Task to carry out: Identify and copy all lines of the material where the string "JSON" is found.

[Dataset records on visual material]
☆ ☆ ☆ ☆
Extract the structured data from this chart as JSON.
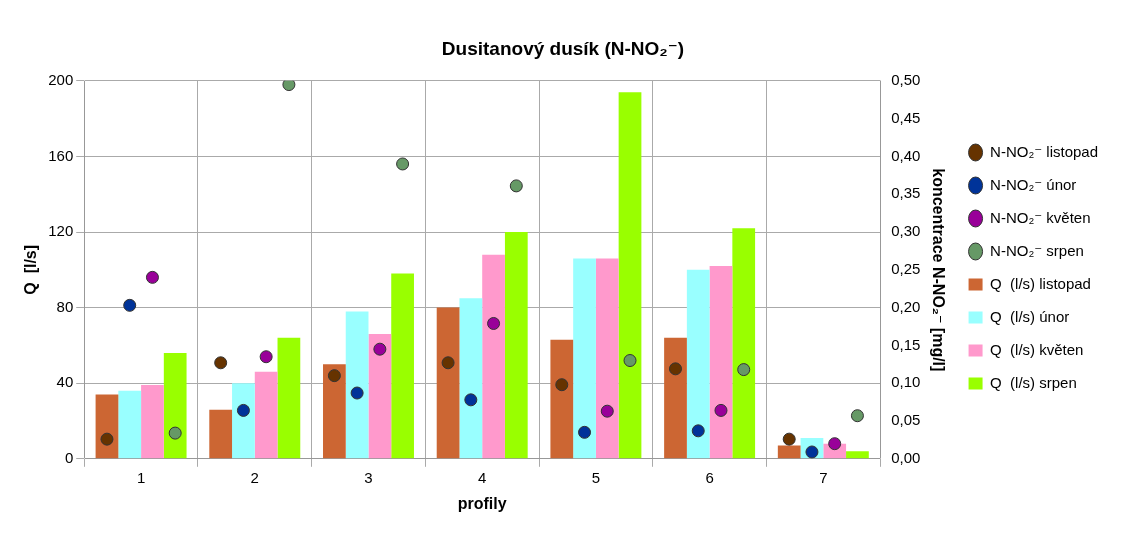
{
  "chart_data": {
    "type": "bar",
    "title": "Dusitanový dusík (N-NO₂⁻)",
    "xlabel": "profily",
    "ylabel": "Q  [l/s]",
    "y2label": "koncentrace N-NO₂⁻ [mg/l]",
    "categories": [
      "1",
      "2",
      "3",
      "4",
      "5",
      "6",
      "7"
    ],
    "series": [
      {
        "name": "Q  (l/s) listopad",
        "color": "#cc6633",
        "values": [
          34,
          26,
          50,
          80,
          63,
          64,
          7
        ]
      },
      {
        "name": "Q  (l/s) únor",
        "color": "#99ffff",
        "values": [
          36,
          40,
          78,
          85,
          106,
          100,
          11
        ]
      },
      {
        "name": "Q  (l/s) květen",
        "color": "#ff99cc",
        "values": [
          39,
          46,
          66,
          108,
          106,
          102,
          8
        ]
      },
      {
        "name": "Q  (l/s) srpen",
        "color": "#99ff00",
        "values": [
          56,
          64,
          98,
          120,
          194,
          122,
          4
        ]
      },
      {
        "name": "N-NO₂⁻ listopad",
        "type": "scatter",
        "axis": "y2",
        "color": "#663300",
        "x": [
          "1",
          "2",
          "3",
          "4",
          "5",
          "6",
          "7"
        ],
        "values": [
          0.026,
          0.127,
          0.11,
          0.127,
          0.098,
          0.119,
          0.026
        ]
      },
      {
        "name": "N-NO₂⁻ únor",
        "type": "scatter",
        "axis": "y2",
        "color": "#003399",
        "x": [
          "1",
          "2",
          "3",
          "4",
          "5",
          "6",
          "7"
        ],
        "values": [
          0.203,
          0.064,
          0.087,
          0.078,
          0.035,
          0.037,
          0.009
        ]
      },
      {
        "name": "N-NO₂⁻ květen",
        "type": "scatter",
        "axis": "y2",
        "color": "#990099",
        "x": [
          "1",
          "2",
          "3",
          "4",
          "5",
          "6",
          "7"
        ],
        "values": [
          0.24,
          0.135,
          0.145,
          0.179,
          0.063,
          0.064,
          0.02
        ]
      },
      {
        "name": "N-NO₂⁻ srpen",
        "type": "scatter",
        "axis": "y2",
        "color": "#669966",
        "x": [
          "1",
          "2",
          "3",
          "4",
          "5",
          "6",
          "7"
        ],
        "values": [
          0.034,
          0.495,
          0.39,
          0.361,
          0.13,
          0.118,
          0.057
        ]
      }
    ],
    "ylim": [
      0,
      200
    ],
    "yticks": [
      0,
      40,
      80,
      120,
      160,
      200
    ],
    "y2lim": [
      0,
      0.5
    ],
    "y2ticks": [
      {
        "value": 0,
        "label": "0,00"
      },
      {
        "value": 0.05,
        "label": "0,05"
      },
      {
        "value": 0.1,
        "label": "0,10"
      },
      {
        "value": 0.15,
        "label": "0,15"
      },
      {
        "value": 0.2,
        "label": "0,20"
      },
      {
        "value": 0.25,
        "label": "0,25"
      },
      {
        "value": 0.3,
        "label": "0,30"
      },
      {
        "value": 0.35,
        "label": "0,35"
      },
      {
        "value": 0.4,
        "label": "0,40"
      },
      {
        "value": 0.45,
        "label": "0,45"
      },
      {
        "value": 0.5,
        "label": "0,50"
      }
    ],
    "grid": true,
    "legend": "right",
    "marker": "circle"
  }
}
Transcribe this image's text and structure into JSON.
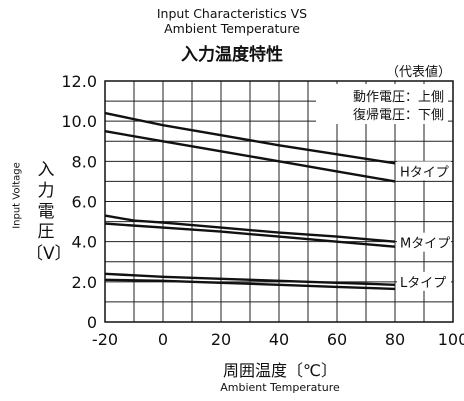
{
  "title_lines": [
    "Input Characteristics VS",
    "Ambient Temperature"
  ],
  "title_jp": "入力温度特性",
  "typical_note": "（代表値）",
  "legend_notes": [
    "動作電圧：上側",
    "復帰電圧：下側"
  ],
  "ylabel_en": "Input Voltage",
  "ylabel_jp_chars": [
    "入",
    "力",
    "電",
    "圧",
    "〔V〕"
  ],
  "xlabel_jp": "周囲温度〔℃〕",
  "xlabel_en": "Ambient Temperature",
  "chart_data": {
    "type": "line",
    "xlim": [
      -20,
      100
    ],
    "ylim": [
      0,
      12
    ],
    "x_ticks": [
      -20,
      0,
      20,
      40,
      60,
      80,
      100
    ],
    "y_ticks": [
      0,
      2.0,
      4.0,
      6.0,
      8.0,
      10.0,
      12.0
    ],
    "x_tick_labels": [
      "-20",
      "0",
      "20",
      "40",
      "60",
      "80",
      "100"
    ],
    "y_tick_labels": [
      "0",
      "2.0",
      "4.0",
      "6.0",
      "8.0",
      "10.0",
      "12.0"
    ],
    "x_minor_step": 10,
    "y_minor_step": 1,
    "grid": true,
    "series": [
      {
        "name": "Hタイプ",
        "x": [
          -20,
          0,
          20,
          40,
          60,
          80
        ],
        "y": [
          10.4,
          9.8,
          9.3,
          8.8,
          8.35,
          7.9
        ],
        "label_y": 7.45
      },
      {
        "name": "",
        "x": [
          -20,
          0,
          20,
          40,
          60,
          80
        ],
        "y": [
          9.5,
          9.0,
          8.5,
          8.0,
          7.5,
          7.0
        ]
      },
      {
        "name": "Mタイプ",
        "x": [
          -20,
          -10,
          0,
          20,
          40,
          60,
          80
        ],
        "y": [
          5.3,
          5.05,
          4.95,
          4.7,
          4.45,
          4.25,
          4.0
        ],
        "label_y": 3.9
      },
      {
        "name": "",
        "x": [
          -20,
          0,
          20,
          40,
          60,
          80
        ],
        "y": [
          4.9,
          4.7,
          4.5,
          4.25,
          4.0,
          3.75
        ]
      },
      {
        "name": "Lタイプ",
        "x": [
          -20,
          0,
          20,
          40,
          60,
          80
        ],
        "y": [
          2.4,
          2.25,
          2.15,
          2.05,
          1.95,
          1.85
        ],
        "label_y": 1.95
      },
      {
        "name": "",
        "x": [
          -20,
          0,
          20,
          40,
          60,
          80
        ],
        "y": [
          2.1,
          2.05,
          1.95,
          1.85,
          1.75,
          1.65
        ]
      }
    ]
  }
}
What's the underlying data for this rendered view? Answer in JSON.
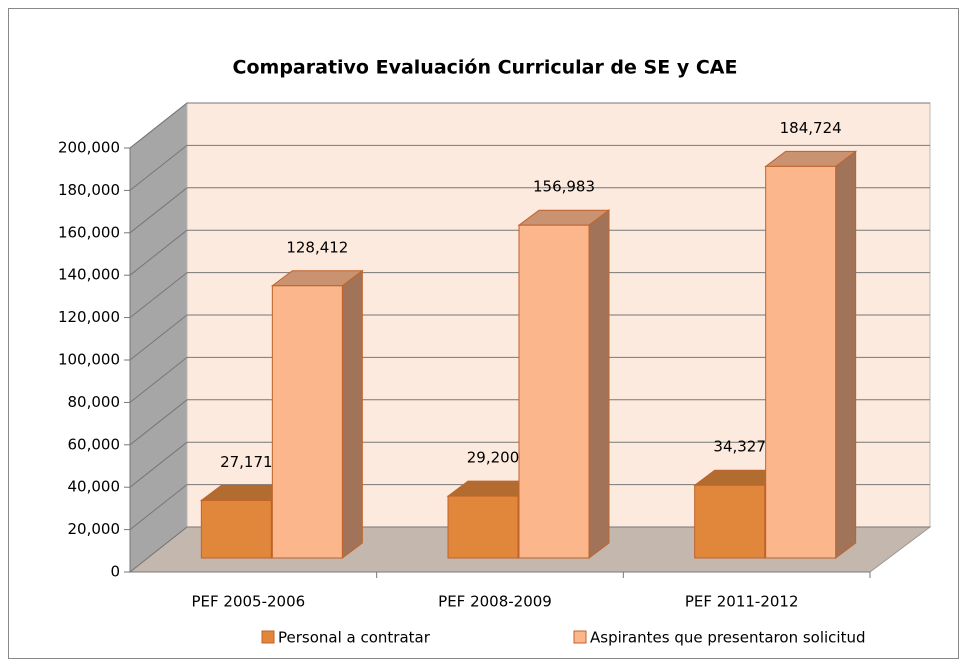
{
  "chart_data": {
    "type": "bar3d",
    "title": "Comparativo Evaluación Curricular de SE y CAE",
    "categories": [
      "PEF 2005-2006",
      "PEF 2008-2009",
      "PEF 2011-2012"
    ],
    "series": [
      {
        "name": "Personal a contratar",
        "color": "#e0873c",
        "values": [
          27171,
          29200,
          34327
        ],
        "value_labels": [
          "27,171",
          "29,200",
          "34,327"
        ]
      },
      {
        "name": "Aspirantes que presentaron solicitud",
        "color": "#fbb68c",
        "values": [
          128412,
          156983,
          184724
        ],
        "value_labels": [
          "128,412",
          "156,983",
          "184,724"
        ]
      }
    ],
    "ylim": [
      0,
      200000
    ],
    "yticks": [
      {
        "value": 0,
        "label": "0"
      },
      {
        "value": 20000,
        "label": "20,000"
      },
      {
        "value": 40000,
        "label": "40,000"
      },
      {
        "value": 60000,
        "label": "60,000"
      },
      {
        "value": 80000,
        "label": "80,000"
      },
      {
        "value": 100000,
        "label": "100,000"
      },
      {
        "value": 120000,
        "label": "120,000"
      },
      {
        "value": 140000,
        "label": "140,000"
      },
      {
        "value": 160000,
        "label": "160,000"
      },
      {
        "value": 180000,
        "label": "180,000"
      },
      {
        "value": 200000,
        "label": "200,000"
      }
    ],
    "grid": true,
    "legend": "bottom"
  }
}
☆ ☆ ☆ ☆
Task answer:
Extract the structured data from this chart as JSON.
Transcribe this image's text and structure into JSON.
What's the underlying data for this rendered view? Answer in JSON.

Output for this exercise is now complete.